## begin Given data
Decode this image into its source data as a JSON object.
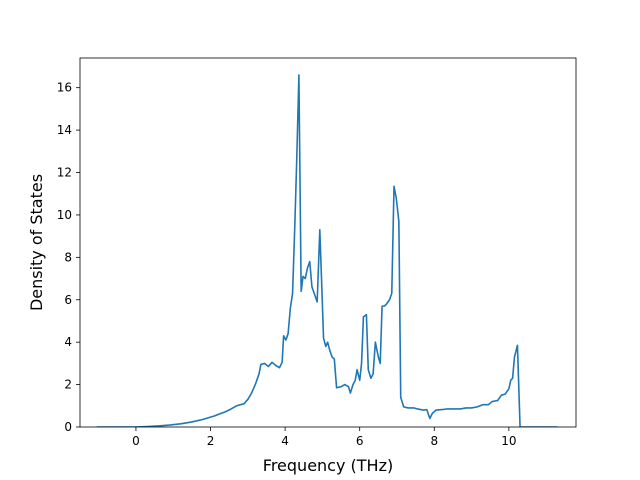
{
  "chart_data": {
    "type": "line",
    "title": "",
    "xlabel": "Frequency (THz)",
    "ylabel": "Density of States",
    "xlim": [
      -1.5,
      11.8
    ],
    "ylim": [
      0,
      17.4
    ],
    "xticks": [
      0,
      2,
      4,
      6,
      8,
      10
    ],
    "yticks": [
      0,
      2,
      4,
      6,
      8,
      10,
      12,
      14,
      16
    ],
    "grid": false,
    "legend": "none",
    "series": [
      {
        "color": "#1f77b4",
        "points": [
          [
            -1.05,
            0
          ],
          [
            -0.5,
            0
          ],
          [
            0,
            0
          ],
          [
            0.3,
            0.02
          ],
          [
            0.6,
            0.05
          ],
          [
            0.9,
            0.09
          ],
          [
            1.2,
            0.15
          ],
          [
            1.5,
            0.24
          ],
          [
            1.8,
            0.36
          ],
          [
            2.1,
            0.52
          ],
          [
            2.4,
            0.72
          ],
          [
            2.55,
            0.85
          ],
          [
            2.7,
            1.0
          ],
          [
            2.9,
            1.1
          ],
          [
            3.0,
            1.3
          ],
          [
            3.1,
            1.6
          ],
          [
            3.2,
            2.0
          ],
          [
            3.3,
            2.5
          ],
          [
            3.35,
            2.95
          ],
          [
            3.45,
            3.0
          ],
          [
            3.55,
            2.85
          ],
          [
            3.65,
            3.05
          ],
          [
            3.75,
            2.9
          ],
          [
            3.85,
            2.8
          ],
          [
            3.92,
            3.05
          ],
          [
            3.96,
            4.3
          ],
          [
            4.02,
            4.1
          ],
          [
            4.08,
            4.4
          ],
          [
            4.14,
            5.6
          ],
          [
            4.2,
            6.3
          ],
          [
            4.26,
            9.5
          ],
          [
            4.31,
            12.5
          ],
          [
            4.37,
            16.6
          ],
          [
            4.43,
            6.4
          ],
          [
            4.48,
            7.1
          ],
          [
            4.54,
            7.0
          ],
          [
            4.6,
            7.5
          ],
          [
            4.66,
            7.8
          ],
          [
            4.72,
            6.6
          ],
          [
            4.8,
            6.2
          ],
          [
            4.86,
            5.9
          ],
          [
            4.93,
            9.3
          ],
          [
            4.98,
            6.8
          ],
          [
            5.03,
            4.2
          ],
          [
            5.09,
            3.8
          ],
          [
            5.14,
            4.0
          ],
          [
            5.2,
            3.6
          ],
          [
            5.26,
            3.3
          ],
          [
            5.32,
            3.2
          ],
          [
            5.38,
            1.85
          ],
          [
            5.5,
            1.9
          ],
          [
            5.6,
            2.0
          ],
          [
            5.7,
            1.9
          ],
          [
            5.75,
            1.6
          ],
          [
            5.82,
            2.0
          ],
          [
            5.88,
            2.2
          ],
          [
            5.93,
            2.7
          ],
          [
            6.0,
            2.2
          ],
          [
            6.05,
            3.0
          ],
          [
            6.1,
            5.2
          ],
          [
            6.18,
            5.3
          ],
          [
            6.23,
            2.7
          ],
          [
            6.3,
            2.3
          ],
          [
            6.36,
            2.5
          ],
          [
            6.42,
            4.0
          ],
          [
            6.5,
            3.3
          ],
          [
            6.55,
            3.0
          ],
          [
            6.6,
            5.7
          ],
          [
            6.66,
            5.7
          ],
          [
            6.72,
            5.8
          ],
          [
            6.8,
            6.0
          ],
          [
            6.86,
            6.3
          ],
          [
            6.92,
            11.35
          ],
          [
            6.98,
            10.8
          ],
          [
            7.05,
            9.7
          ],
          [
            7.1,
            1.4
          ],
          [
            7.18,
            0.95
          ],
          [
            7.3,
            0.9
          ],
          [
            7.45,
            0.9
          ],
          [
            7.55,
            0.85
          ],
          [
            7.7,
            0.8
          ],
          [
            7.8,
            0.82
          ],
          [
            7.88,
            0.4
          ],
          [
            7.95,
            0.65
          ],
          [
            8.05,
            0.8
          ],
          [
            8.2,
            0.82
          ],
          [
            8.35,
            0.85
          ],
          [
            8.5,
            0.85
          ],
          [
            8.7,
            0.85
          ],
          [
            8.85,
            0.9
          ],
          [
            9.0,
            0.9
          ],
          [
            9.15,
            0.95
          ],
          [
            9.3,
            1.05
          ],
          [
            9.45,
            1.05
          ],
          [
            9.55,
            1.2
          ],
          [
            9.7,
            1.25
          ],
          [
            9.8,
            1.5
          ],
          [
            9.9,
            1.55
          ],
          [
            10.0,
            1.8
          ],
          [
            10.05,
            2.2
          ],
          [
            10.1,
            2.3
          ],
          [
            10.15,
            3.3
          ],
          [
            10.23,
            3.85
          ],
          [
            10.3,
            0.0
          ],
          [
            10.5,
            0
          ],
          [
            11.3,
            0
          ]
        ]
      }
    ]
  }
}
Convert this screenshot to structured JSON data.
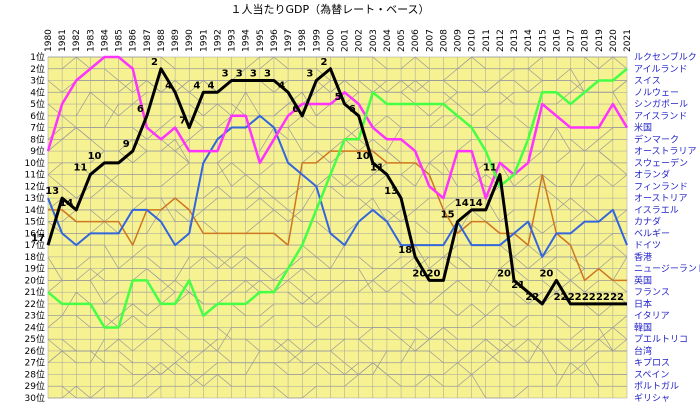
{
  "chart_data": {
    "type": "line",
    "title": "１人当たりGDP（為替レート・ベース）",
    "xlabel": "",
    "ylabel": "",
    "x": [
      "1980",
      "1981",
      "1982",
      "1983",
      "1984",
      "1985",
      "1986",
      "1987",
      "1988",
      "1989",
      "1990",
      "1991",
      "1992",
      "1993",
      "1994",
      "1995",
      "1996",
      "1997",
      "1998",
      "1999",
      "2000",
      "2001",
      "2002",
      "2003",
      "2004",
      "2005",
      "2006",
      "2007",
      "2008",
      "2009",
      "2010",
      "2011",
      "2012",
      "2013",
      "2014",
      "2015",
      "2016",
      "2017",
      "2018",
      "2019",
      "2020",
      "2021"
    ],
    "y_ticks": [
      "1位",
      "2位",
      "3位",
      "4位",
      "5位",
      "6位",
      "7位",
      "8位",
      "9位",
      "10位",
      "11位",
      "12位",
      "13位",
      "14位",
      "15位",
      "16位",
      "17位",
      "18位",
      "19位",
      "20位",
      "21位",
      "22位",
      "23位",
      "24位",
      "25位",
      "26位",
      "27位",
      "28位",
      "29位",
      "30位"
    ],
    "ylim": [
      1,
      30
    ],
    "y_inverted": true,
    "grid": true,
    "legend": "right",
    "colors": {
      "plot_bg": "#f7f291",
      "grid": "#a0a0a0",
      "right_labels": "#1e1ec8"
    },
    "right_labels": [
      "ルクセンブルク",
      "アイルランド",
      "スイス",
      "ノルウェー",
      "シンガポール",
      "アイスランド",
      "米国",
      "デンマーク",
      "オーストラリア",
      "スウェーデン",
      "オランダ",
      "フィンランド",
      "オーストリア",
      "イスラエル",
      "カナダ",
      "ベルギー",
      "ドイツ",
      "香港",
      "ニュージーランド",
      "英国",
      "フランス",
      "日本",
      "イタリア",
      "韓国",
      "プエルトリコ",
      "台湾",
      "キプロス",
      "スペイン",
      "ポルトガル",
      "ギリシャ"
    ],
    "series": [
      {
        "name": "日本",
        "color": "#000000",
        "width": 3,
        "values": [
          17,
          13,
          14,
          11,
          10,
          10,
          9,
          6,
          2,
          4,
          7,
          4,
          4,
          3,
          3,
          3,
          3,
          4,
          6,
          3,
          2,
          5,
          6,
          10,
          11,
          13,
          18,
          20,
          20,
          15,
          14,
          14,
          11,
          20,
          21,
          22,
          20,
          22,
          22,
          22,
          22,
          22
        ],
        "labels": [
          17,
          13,
          14,
          11,
          10,
          null,
          9,
          6,
          2,
          4,
          7,
          4,
          4,
          3,
          3,
          3,
          3,
          4,
          6,
          3,
          2,
          5,
          6,
          10,
          11,
          13,
          18,
          20,
          20,
          15,
          14,
          14,
          11,
          20,
          21,
          22,
          20,
          22,
          22,
          22,
          22,
          22
        ]
      },
      {
        "name": "スイス",
        "color": "#ff33ff",
        "width": 2.5,
        "values": [
          9,
          5,
          3,
          2,
          1,
          1,
          2,
          7,
          8,
          7,
          9,
          9,
          9,
          6,
          6,
          10,
          8,
          6,
          5,
          5,
          5,
          4,
          5,
          7,
          8,
          8,
          9,
          12,
          13,
          9,
          9,
          13,
          10,
          11,
          10,
          5,
          6,
          7,
          7,
          7,
          5,
          7
        ]
      },
      {
        "name": "米国",
        "color": "#44ff44",
        "width": 2.5,
        "values": [
          21,
          22,
          22,
          22,
          24,
          24,
          20,
          20,
          22,
          22,
          20,
          23,
          22,
          22,
          22,
          21,
          21,
          19,
          17,
          14,
          11,
          8,
          8,
          4,
          5,
          5,
          5,
          5,
          5,
          6,
          7,
          9,
          12,
          11,
          8,
          4,
          4,
          5,
          4,
          3,
          3,
          2
        ]
      },
      {
        "name": "ドイツ",
        "color": "#3366dd",
        "width": 2,
        "values": [
          13,
          16,
          17,
          16,
          16,
          16,
          14,
          14,
          15,
          17,
          16,
          10,
          8,
          7,
          7,
          6,
          7,
          10,
          11,
          12,
          16,
          17,
          15,
          14,
          15,
          17,
          17,
          17,
          17,
          15,
          17,
          17,
          17,
          16,
          15,
          18,
          16,
          16,
          15,
          15,
          14,
          17
        ]
      },
      {
        "name": "英国",
        "color": "#cc7722",
        "width": 1.5,
        "values": [
          14,
          14,
          15,
          15,
          15,
          15,
          17,
          14,
          14,
          13,
          14,
          16,
          16,
          16,
          16,
          16,
          16,
          17,
          10,
          10,
          9,
          9,
          9,
          9,
          10,
          10,
          10,
          11,
          14,
          16,
          15,
          15,
          16,
          16,
          17,
          11,
          16,
          17,
          20,
          19,
          20,
          20
        ]
      }
    ]
  }
}
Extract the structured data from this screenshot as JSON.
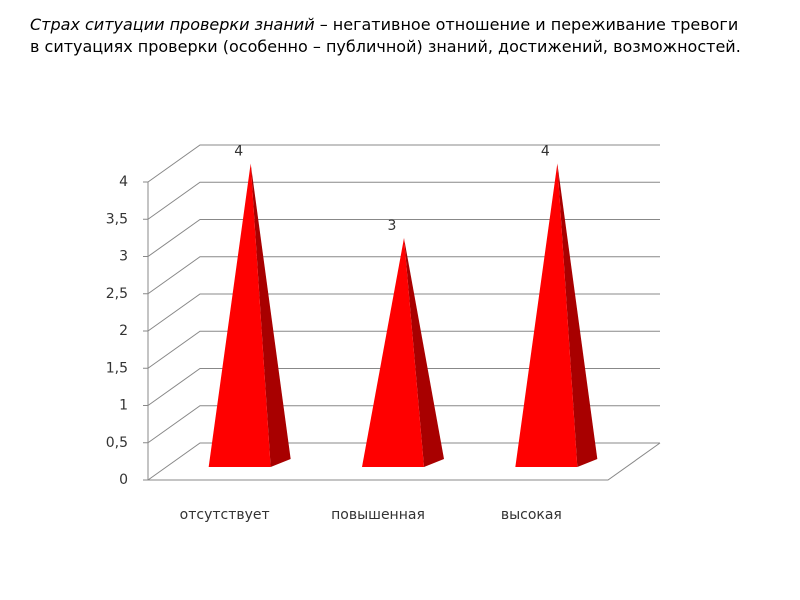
{
  "chart_data": {
    "type": "pyramid",
    "title": "Страх ситуации проверки знаний",
    "description": "– негативное отношение и переживание тревоги в ситуациях проверки (особенно – публичной) знаний, достижений, возможностей.",
    "categories": [
      "отсутствует",
      "повышенная",
      "высокая"
    ],
    "values": [
      4,
      3,
      4
    ],
    "color": "#ff0000",
    "ylim": [
      0,
      4
    ],
    "yticks": [
      0,
      {
        "value": 0.5,
        "label": "0,5"
      },
      1,
      {
        "value": 1.5,
        "label": "1,5"
      },
      2,
      {
        "value": 2.5,
        "label": "2,5"
      },
      3,
      {
        "value": 3.5,
        "label": "3,5"
      },
      4
    ],
    "grid": true
  }
}
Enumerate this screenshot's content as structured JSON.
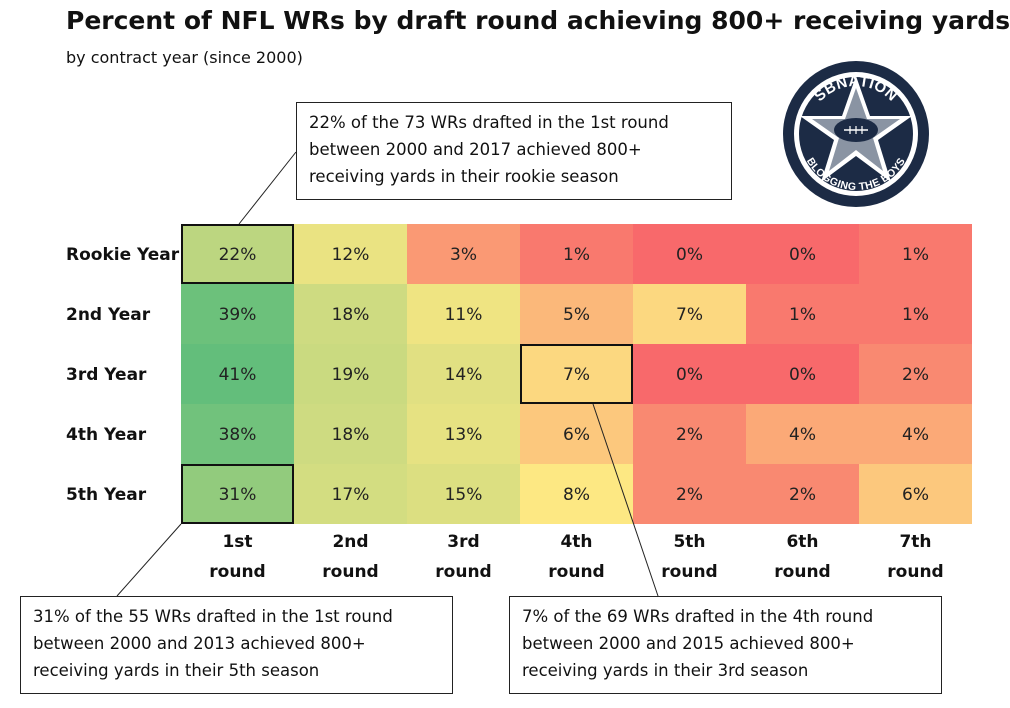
{
  "title": "Percent of NFL WRs by draft round achieving 800+ receiving yards",
  "subtitle": "by contract year (since 2000)",
  "logo": {
    "top_text": "SBNATION",
    "bottom_text": "BLOGGING THE BOYS",
    "icon": "star-football-icon"
  },
  "colors": {
    "green": "#63be7b",
    "yellow": "#fde883",
    "red": "#f8696b"
  },
  "chart_data": {
    "type": "heatmap",
    "title": "Percent of NFL WRs by draft round achieving 800+ receiving yards",
    "subtitle": "by contract year (since 2000)",
    "rows": [
      "Rookie Year",
      "2nd Year",
      "3rd Year",
      "4th Year",
      "5th Year"
    ],
    "columns": [
      [
        "1st",
        "round"
      ],
      [
        "2nd",
        "round"
      ],
      [
        "3rd",
        "round"
      ],
      [
        "4th",
        "round"
      ],
      [
        "5th",
        "round"
      ],
      [
        "6th",
        "round"
      ],
      [
        "7th",
        "round"
      ]
    ],
    "values": [
      [
        22,
        12,
        3,
        1,
        0,
        0,
        1
      ],
      [
        39,
        18,
        11,
        5,
        7,
        1,
        1
      ],
      [
        41,
        19,
        14,
        7,
        0,
        0,
        2
      ],
      [
        38,
        18,
        13,
        6,
        2,
        4,
        4
      ],
      [
        31,
        17,
        15,
        8,
        2,
        2,
        6
      ]
    ],
    "value_suffix": "%",
    "highlights": [
      {
        "row": 0,
        "col": 0
      },
      {
        "row": 2,
        "col": 3
      },
      {
        "row": 4,
        "col": 0
      }
    ],
    "color_scale": {
      "min": 0,
      "mid": 8,
      "max": 41
    }
  },
  "annotations": {
    "rookie": [
      "22% of the 73 WRs drafted in the 1st round",
      "between 2000 and 2017 achieved 800+",
      "receiving yards in their rookie season"
    ],
    "fifth": [
      "31% of the 55 WRs drafted in the 1st round",
      "between 2000 and 2013 achieved 800+",
      "receiving yards in their 5th season"
    ],
    "fourth": [
      "7% of the 69 WRs drafted in the 4th round",
      "between 2000 and 2015 achieved 800+",
      "receiving yards in their 3rd season"
    ]
  }
}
## end Given data
◆ Set problem: Scan the listing above and copy all lines containing the word "between".

◆ Finished answer:
      "between 2000 and 2017 achieved 800+",
      "between 2000 and 2013 achieved 800+",
      "between 2000 and 2015 achieved 800+",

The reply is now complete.